[START OF Dataset records]
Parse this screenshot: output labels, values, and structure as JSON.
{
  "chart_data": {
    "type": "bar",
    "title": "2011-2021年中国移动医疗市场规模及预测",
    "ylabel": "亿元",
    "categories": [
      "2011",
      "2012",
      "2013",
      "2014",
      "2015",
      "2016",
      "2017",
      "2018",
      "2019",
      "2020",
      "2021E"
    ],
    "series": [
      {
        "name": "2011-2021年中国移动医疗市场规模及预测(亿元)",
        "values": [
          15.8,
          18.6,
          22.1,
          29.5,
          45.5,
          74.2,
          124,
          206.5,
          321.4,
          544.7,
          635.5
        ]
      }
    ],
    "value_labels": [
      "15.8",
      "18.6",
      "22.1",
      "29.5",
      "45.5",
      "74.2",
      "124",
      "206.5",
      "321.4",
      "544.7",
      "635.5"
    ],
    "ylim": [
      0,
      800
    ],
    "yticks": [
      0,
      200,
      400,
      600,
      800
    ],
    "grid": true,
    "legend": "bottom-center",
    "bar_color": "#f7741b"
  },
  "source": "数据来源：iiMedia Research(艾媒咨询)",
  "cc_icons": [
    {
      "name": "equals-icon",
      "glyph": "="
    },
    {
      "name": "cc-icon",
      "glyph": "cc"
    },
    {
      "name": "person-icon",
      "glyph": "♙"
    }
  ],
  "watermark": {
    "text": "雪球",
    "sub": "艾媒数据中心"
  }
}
[END OF Dataset records]
◆ **Goal**: Filter the listing above by the word "values"; copy each line that passes.

◆ **Output for this exercise**:
Parse this screenshot: output labels, values, and structure as JSON.
        "values": [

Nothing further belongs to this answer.